── Source material
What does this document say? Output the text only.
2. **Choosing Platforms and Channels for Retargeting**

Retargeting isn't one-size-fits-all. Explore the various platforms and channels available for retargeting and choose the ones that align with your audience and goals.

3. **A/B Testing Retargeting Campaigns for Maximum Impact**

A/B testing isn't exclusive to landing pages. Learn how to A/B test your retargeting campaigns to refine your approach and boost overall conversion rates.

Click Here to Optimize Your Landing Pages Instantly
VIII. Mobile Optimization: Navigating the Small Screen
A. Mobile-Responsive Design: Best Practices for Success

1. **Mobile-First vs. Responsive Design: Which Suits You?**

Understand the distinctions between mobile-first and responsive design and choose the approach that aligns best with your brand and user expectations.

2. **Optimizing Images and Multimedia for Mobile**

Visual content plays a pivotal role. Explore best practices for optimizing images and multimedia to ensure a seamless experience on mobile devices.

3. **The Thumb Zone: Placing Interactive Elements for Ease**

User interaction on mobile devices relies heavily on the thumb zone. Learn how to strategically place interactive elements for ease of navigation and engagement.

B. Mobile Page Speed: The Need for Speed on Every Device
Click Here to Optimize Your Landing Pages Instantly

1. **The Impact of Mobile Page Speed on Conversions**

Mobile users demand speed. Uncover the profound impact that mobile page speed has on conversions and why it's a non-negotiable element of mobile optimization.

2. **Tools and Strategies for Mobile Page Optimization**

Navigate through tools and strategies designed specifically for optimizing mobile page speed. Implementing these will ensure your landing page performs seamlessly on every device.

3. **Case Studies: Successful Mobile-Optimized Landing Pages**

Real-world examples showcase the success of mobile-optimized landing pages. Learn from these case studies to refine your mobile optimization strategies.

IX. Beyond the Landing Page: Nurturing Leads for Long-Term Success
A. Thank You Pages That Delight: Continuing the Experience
────
**Task brief:** Return each entry from the material above exactly as it appears.

**Solution:**
What does this document say? Output the text only.
2. **Choosing Platforms and Channels for Retargeting**

Retargeting isn't one-size-fits-all. Explore the various platforms and channels available for retargeting and choose the ones that align with your audience and goals.

3. **A/B Testing Retargeting Campaigns for Maximum Impact**

A/B testing isn't exclusive to landing pages. Learn how to A/B test your retargeting campaigns to refine your approach and boost overall conversion rates.

Click Here to Optimize Your Landing Pages Instantly
VIII. Mobile Optimization: Navigating the Small Screen
A. Mobile-Responsive Design: Best Practices for Success

1. **Mobile-First vs. Responsive Design: Which Suits You?**

Understand the distinctions between mobile-first and responsive design and choose the approach that aligns best with your brand and user expectations.

2. **Optimizing Images and Multimedia for Mobile**

Visual content plays a pivotal role. Explore best practices for optimizing images and multimedia to ensure a seamless experience on mobile devices.

3. **The Thumb Zone: Placing Interactive Elements for Ease**

User interaction on mobile devices relies heavily on the thumb zone. Learn how to strategically place interactive elements for ease of navigation and engagement.

B. Mobile Page Speed: The Need for Speed on Every Device
Click Here to Optimize Your Landing Pages Instantly

1. **The Impact of Mobile Page Speed on Conversions**

Mobile users demand speed. Uncover the profound impact that mobile page speed has on conversions and why it's a non-negotiable element of mobile optimization.

2. **Tools and Strategies for Mobile Page Optimization**

Navigate through tools and strategies designed specifically for optimizing mobile page speed. Implementing these will ensure your landing page performs seamlessly on every device.

3. **Case Studies: Successful Mobile-Optimized Landing Pages**

Real-world examples showcase the success of mobile-optimized landing pages. Learn from these case studies to refine your mobile optimization strategies.

IX. Beyond the Landing Page: Nurturing Leads for Long-Term Success
A. Thank You Pages That Delight: Continuing the Experience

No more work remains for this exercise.